# Bald neue Netzteile oder Ausbau bestehender Serien?



## Frosdedje (7. Juni 2011)

Vorkurzen hatten die AX- und die HX-Reihe einen Upgrade bekommen und wurden, 
laut TechPowerUp, um ein 1050W nach oben bzw. durch das AX 650W nach unten angerundet.

Und meine Frage richtet sich jetzt, was in den nchsten Monaten bei Corsair im punkto Netzteile passieren wird.
Gibt es was neues, wird was ausgebaut oder wird eine Sanierung von einer bestimmen Serie geben?


----------



## ELPR1NC1PAL (7. Juni 2011)

Wir haben ja bereits die TX Serie neu aufgelegt - sicherlich wird es noch einiges geben - aber mir liegen keine genauen Termine vor.


----------



## Frosdedje (7. Juni 2011)

> sicherlich wird es noch einiges geben


*nachbohr* Und was wird denn noch kommen? 
Und darf ich auch einige Vorschläge reinposten?


----------



## ELPR1NC1PAL (7. Juni 2011)

Da kann ich keine Aussagen zu machen da mir keine Infos direkt vorliegen


----------



## Frosdedje (1. August 2011)

☆ ☆ ☆

**Aufgabe A:** Welche Serie hat Corsair laut ELPR1NC1PAL im Thread über neue Netzteile bereits neu aufgelegt?
**Aufgabe B:** Gib einen Abschnitt aus dem Thread über neue Netzteile wortgetreu wieder. Fang bei den Worten "Wir haben ja" an und hör nach "einige Vorschläge reinposten?" auf.
**Aufgabe C:** Übersetze diesen Satz aus dem Thread über neue Netzteile ins Englische: "Wir haben ja bereits die TX Serie neu aufgelegt - sicherlich wird es noch einiges geben - aber mir liegen keine genauen Termine vor."

☆ ☆ ☆

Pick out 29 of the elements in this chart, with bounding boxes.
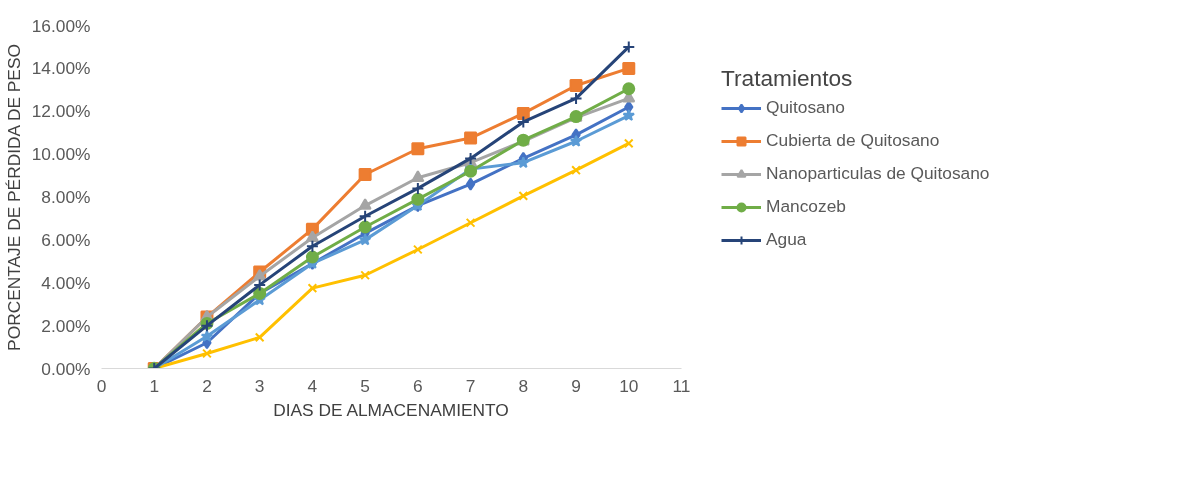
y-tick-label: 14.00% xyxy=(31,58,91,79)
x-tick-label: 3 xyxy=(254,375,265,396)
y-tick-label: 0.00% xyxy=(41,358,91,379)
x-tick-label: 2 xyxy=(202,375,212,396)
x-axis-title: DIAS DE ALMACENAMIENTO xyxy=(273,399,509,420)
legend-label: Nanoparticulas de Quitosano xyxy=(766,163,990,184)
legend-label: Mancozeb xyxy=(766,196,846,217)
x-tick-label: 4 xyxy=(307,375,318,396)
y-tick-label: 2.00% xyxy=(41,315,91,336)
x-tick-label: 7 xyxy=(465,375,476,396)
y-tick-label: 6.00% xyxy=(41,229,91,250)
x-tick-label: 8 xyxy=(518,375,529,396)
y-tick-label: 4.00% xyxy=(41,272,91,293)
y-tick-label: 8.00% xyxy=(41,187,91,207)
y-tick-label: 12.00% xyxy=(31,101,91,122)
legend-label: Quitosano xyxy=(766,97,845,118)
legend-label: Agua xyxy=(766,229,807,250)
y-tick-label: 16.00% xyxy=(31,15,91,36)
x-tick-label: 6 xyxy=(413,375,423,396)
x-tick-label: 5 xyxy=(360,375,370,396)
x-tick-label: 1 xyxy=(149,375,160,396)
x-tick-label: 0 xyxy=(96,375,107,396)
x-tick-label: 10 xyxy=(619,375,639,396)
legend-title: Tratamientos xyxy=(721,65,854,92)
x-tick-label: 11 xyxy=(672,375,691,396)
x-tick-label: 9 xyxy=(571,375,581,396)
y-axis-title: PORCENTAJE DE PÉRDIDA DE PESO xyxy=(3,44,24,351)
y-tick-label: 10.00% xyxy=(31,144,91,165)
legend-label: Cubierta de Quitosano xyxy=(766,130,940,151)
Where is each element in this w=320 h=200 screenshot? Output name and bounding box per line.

☆ ☆ ☆

**Antwort A:** Die TX-Serie.

**Antwort B:**
Wir haben ja bereits die TX Serie neu aufgelegt - sicherlich wird es noch einiges geben - aber mir liegen keine genauen Termine vor.


----------



## Frosdedje (7. Juni 2011)

> sicherlich wird es noch einiges geben


*nachbohr* Und was wird denn noch kommen? 
Und darf ich auch einige Vorschläge reinposten?

**Antwort C:** We have already relaunched the TX series - there will certainly be more to come - but I don't have any exact dates.